▶ PARTS OF THE EXERCISE
**a)** Read the passage about the Elwood Cricket Club and decide whether each statement agrees with it. For each, answer yes or no and quote the words of the passage that decide it.
(i) The club's premiership wins ended a 10-year drought.
(ii) Rick Yeatman works as a lawyer.
(iii) The idea for the team was floated through the Asylum Seeker Resource Centre.
**b)** Write the next part of the passage about the Elwood Cricket Club, starting after its final sentence.

▶ EXCERPT TO READ
The Elwood Cricket Club, like every cricket club in Melbourne, spends the cold dark winter months planning for the season ahead.

This winter was no different; meeting after meeting feverishly establishing the building blocks for a season that was to follow a watershed year of sorts — a season in which we collected two senior premierships for the City of Moorabbin Cricket Association (now the South East Cricket Association) — breaking a 10-year drought.

It was on the eve of one of these meetings that a senior player at our club, Rick Yeatman, came to us with a proposal that, at the time seemed fanciful, but now in November, just 10 weeks into the season proper, it’s a proposal that has had a remarkable impact on our cricket club.

Rick, through his day job as a psychiatrist, has had a lot to do with asylum seekers.

He regularly flies to Christmas Island off the Western Australian coast to assist in recent arrivals who have experienced often traumatic voyages by sea.

Through his work there he has been in regular contact with the Asylum Seeker Resource Centre and it was through this organisation that an idea was floated to form a cricket team made of asylum seekers who — due to Australian laws restricting paid work for people on bridging visas and community detention — had a lot of free time without a lot to do, nor necessarily a network to fill that void.

So Rick approached our club — his club — to see if we would support a cricket side consisting of asylum seekers.

▶ GIVEN INFORMATION
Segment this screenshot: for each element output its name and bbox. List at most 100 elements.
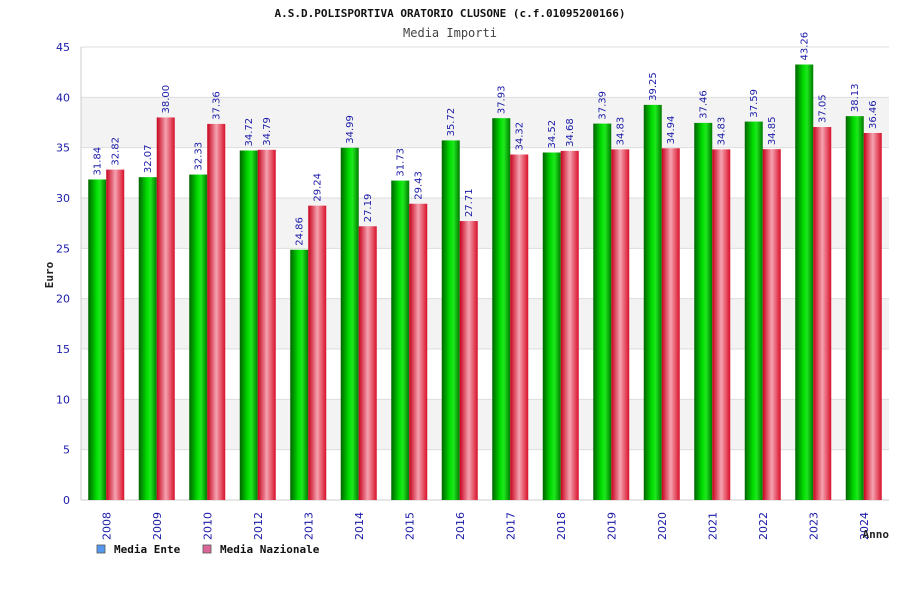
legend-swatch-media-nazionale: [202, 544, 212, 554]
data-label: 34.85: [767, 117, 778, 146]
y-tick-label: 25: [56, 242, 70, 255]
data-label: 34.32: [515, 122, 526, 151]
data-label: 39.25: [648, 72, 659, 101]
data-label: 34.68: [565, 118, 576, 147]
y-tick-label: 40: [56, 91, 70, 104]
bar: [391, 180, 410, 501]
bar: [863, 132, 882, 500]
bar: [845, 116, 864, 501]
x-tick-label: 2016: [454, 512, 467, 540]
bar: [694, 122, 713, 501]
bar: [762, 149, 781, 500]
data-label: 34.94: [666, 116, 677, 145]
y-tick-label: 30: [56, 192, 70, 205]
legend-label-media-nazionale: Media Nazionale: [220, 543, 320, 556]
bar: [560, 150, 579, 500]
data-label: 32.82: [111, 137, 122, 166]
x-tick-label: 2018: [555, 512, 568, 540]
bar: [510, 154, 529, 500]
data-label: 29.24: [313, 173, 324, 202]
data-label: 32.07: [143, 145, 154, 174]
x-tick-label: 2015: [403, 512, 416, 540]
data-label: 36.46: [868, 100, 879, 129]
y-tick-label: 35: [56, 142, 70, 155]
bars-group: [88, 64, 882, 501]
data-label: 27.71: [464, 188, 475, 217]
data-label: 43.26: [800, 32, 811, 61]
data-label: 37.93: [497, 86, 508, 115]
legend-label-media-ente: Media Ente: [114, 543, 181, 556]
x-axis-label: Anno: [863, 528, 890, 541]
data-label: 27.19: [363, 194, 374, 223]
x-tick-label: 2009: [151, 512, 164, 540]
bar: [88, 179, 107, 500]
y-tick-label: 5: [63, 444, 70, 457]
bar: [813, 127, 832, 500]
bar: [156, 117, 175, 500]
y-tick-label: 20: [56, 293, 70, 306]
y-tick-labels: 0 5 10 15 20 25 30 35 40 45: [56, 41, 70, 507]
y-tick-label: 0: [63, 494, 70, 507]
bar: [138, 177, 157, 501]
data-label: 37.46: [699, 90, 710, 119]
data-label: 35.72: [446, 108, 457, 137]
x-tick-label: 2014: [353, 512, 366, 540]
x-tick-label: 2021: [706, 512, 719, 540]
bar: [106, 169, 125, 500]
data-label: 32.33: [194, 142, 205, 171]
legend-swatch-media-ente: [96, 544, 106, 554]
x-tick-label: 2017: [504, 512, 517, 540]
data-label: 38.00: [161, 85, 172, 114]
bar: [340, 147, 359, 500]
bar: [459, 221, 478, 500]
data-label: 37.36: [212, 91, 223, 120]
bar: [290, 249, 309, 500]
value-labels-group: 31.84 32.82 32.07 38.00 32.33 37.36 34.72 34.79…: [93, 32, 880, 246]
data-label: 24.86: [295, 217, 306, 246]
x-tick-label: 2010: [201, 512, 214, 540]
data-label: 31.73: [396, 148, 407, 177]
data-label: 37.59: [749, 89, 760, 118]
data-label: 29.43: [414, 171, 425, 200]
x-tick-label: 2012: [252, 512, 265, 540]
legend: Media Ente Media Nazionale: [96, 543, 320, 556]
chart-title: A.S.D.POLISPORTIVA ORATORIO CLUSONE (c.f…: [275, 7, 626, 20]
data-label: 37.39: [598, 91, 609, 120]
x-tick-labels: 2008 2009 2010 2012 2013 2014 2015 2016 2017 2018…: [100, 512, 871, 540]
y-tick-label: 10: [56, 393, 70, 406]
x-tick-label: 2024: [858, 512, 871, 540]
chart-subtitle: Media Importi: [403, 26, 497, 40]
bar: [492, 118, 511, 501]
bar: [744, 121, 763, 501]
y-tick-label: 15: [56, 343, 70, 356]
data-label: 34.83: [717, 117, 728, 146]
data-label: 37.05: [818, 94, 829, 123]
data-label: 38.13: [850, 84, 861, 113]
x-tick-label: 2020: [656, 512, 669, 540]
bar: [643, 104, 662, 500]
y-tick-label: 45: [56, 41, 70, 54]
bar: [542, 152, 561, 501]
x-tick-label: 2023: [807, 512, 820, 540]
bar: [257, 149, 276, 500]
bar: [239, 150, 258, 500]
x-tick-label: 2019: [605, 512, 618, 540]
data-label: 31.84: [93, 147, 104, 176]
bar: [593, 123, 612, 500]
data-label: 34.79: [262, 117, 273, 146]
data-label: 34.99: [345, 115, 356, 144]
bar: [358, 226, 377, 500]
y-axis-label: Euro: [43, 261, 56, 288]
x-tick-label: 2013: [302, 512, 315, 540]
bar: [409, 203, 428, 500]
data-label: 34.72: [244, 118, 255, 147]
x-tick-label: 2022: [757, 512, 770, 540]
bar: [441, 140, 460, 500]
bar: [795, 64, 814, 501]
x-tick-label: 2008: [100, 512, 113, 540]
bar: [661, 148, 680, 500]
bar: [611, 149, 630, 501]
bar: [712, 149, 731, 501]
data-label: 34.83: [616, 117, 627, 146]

---

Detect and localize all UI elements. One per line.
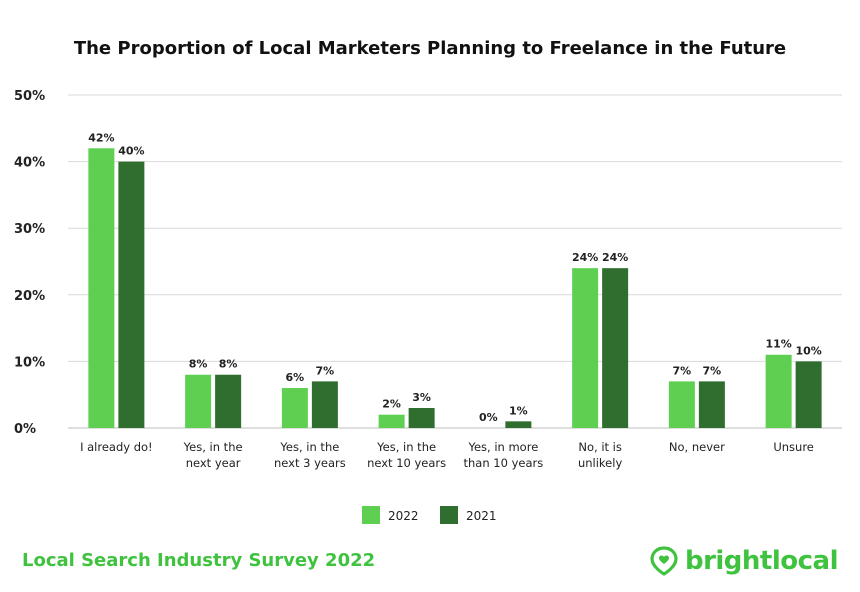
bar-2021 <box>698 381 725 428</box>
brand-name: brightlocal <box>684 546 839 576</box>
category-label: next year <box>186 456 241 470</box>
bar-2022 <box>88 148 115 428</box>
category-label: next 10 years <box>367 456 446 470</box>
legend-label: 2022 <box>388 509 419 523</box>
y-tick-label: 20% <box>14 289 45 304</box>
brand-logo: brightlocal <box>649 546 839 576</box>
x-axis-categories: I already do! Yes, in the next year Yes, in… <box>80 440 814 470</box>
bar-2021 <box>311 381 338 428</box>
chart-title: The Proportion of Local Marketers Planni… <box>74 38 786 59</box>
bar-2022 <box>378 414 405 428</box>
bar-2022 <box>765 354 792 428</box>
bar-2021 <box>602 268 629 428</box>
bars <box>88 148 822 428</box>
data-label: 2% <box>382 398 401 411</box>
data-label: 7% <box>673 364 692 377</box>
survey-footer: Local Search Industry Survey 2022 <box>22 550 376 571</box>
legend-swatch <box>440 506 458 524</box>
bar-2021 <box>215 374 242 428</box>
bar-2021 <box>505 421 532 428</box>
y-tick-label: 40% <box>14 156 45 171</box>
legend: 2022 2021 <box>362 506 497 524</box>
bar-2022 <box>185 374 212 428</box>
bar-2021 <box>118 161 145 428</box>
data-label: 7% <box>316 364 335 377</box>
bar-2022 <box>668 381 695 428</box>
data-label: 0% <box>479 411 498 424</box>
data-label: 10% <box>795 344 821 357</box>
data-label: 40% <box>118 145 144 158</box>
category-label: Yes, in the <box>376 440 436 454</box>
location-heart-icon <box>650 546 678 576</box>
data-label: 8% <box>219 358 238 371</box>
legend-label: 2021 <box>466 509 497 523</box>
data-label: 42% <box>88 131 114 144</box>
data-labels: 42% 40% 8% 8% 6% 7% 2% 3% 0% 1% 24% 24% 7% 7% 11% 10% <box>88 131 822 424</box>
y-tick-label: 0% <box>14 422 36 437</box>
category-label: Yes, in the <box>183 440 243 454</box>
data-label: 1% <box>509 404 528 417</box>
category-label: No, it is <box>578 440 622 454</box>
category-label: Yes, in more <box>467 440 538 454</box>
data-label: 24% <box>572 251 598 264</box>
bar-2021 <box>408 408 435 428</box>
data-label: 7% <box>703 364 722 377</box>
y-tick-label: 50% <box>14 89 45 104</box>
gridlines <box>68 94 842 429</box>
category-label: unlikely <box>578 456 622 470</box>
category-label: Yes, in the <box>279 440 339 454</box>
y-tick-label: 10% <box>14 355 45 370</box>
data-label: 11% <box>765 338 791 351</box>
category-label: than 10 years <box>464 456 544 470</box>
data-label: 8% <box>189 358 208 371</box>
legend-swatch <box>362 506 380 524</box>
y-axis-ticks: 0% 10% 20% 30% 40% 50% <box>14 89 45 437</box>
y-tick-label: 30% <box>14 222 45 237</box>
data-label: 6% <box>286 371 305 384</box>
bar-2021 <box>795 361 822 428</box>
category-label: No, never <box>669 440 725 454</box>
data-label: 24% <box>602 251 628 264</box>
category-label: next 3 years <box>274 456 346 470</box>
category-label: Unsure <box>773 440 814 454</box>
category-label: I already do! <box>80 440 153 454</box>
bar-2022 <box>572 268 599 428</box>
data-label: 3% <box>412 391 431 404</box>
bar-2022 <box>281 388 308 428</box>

* * *

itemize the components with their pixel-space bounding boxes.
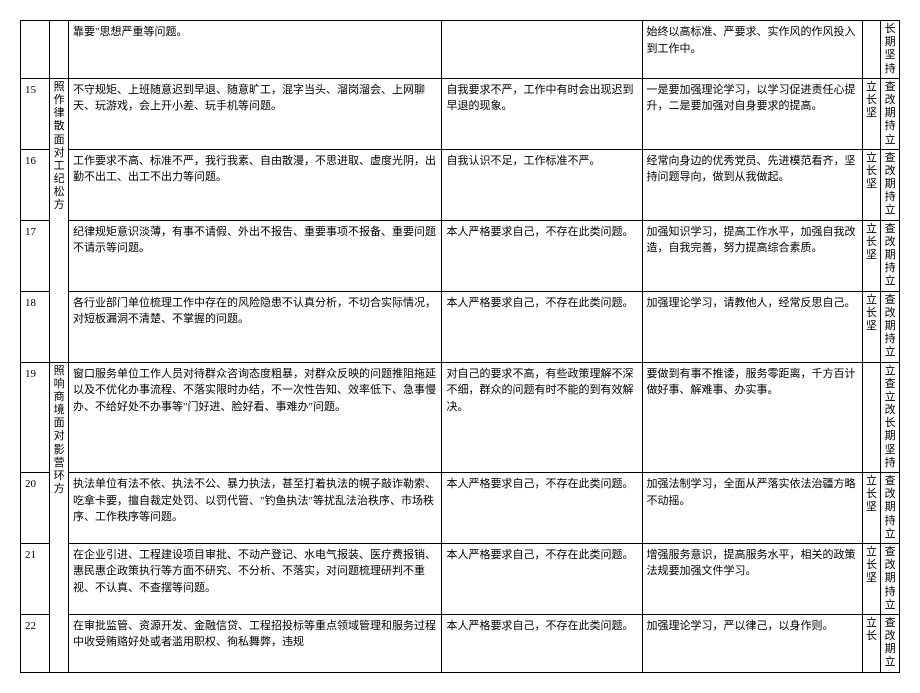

▶ THE ANSWERS
**a)**
(i) Yes: "a season in which we collected two senior premierships for the City of Moorabbin Cricket Association (now the South East Cricket Association) — breaking a 10-year drought."
(ii) No: "Rick, through his day job as a psychiatrist, has had a lot to do with asylum seekers."
(iii) Yes: "it was through this organisation that an idea was floated to form a cricket team made of asylum seekers"

**b)**
Rick firstly had to see if there was any interest in this project among the many Pakistanis, Afghanis, Sri Lankans and many other cricket-mad people who are trying to call Australia home.

Unsurprisingly there was — and the club decided to back Rick’s project and make a newly-formed 6th XI the “home” of Rick and his men.

Thanks to the generosity and assistance of Cricket Victoria — via their “Harmony In Cricket” programme, the Asylum Seeker Resource Centre, the City Of Port Phillip Council and myriad private supporters of our programme, we were able to sponsor seven or eight asylum seekers — and by sponsorship I mean we covered their registration, decked them out with club merchandise and made sure they had adequate equipment to play cricket.

The smiles of the boys when they were fully clad in Elwood playing gear for the first time was a reward that cannot be measured.

So the boys took to the field.

And wow, can they play!

Competing in I Grade, our 6th XI remains third on the ladder, winning three games and losing one.

There has been some stirring individual performances and some even greater impressive team efforts.

The 6ths are a motley crew of sorts — made up of a combination of asylum seekers, young players, their fathers, some juniors and senior players of the club — but they have quickly become a source of great pride for our cricket club and, we believe, deserving of admiration from those outside the four walls of the ECC.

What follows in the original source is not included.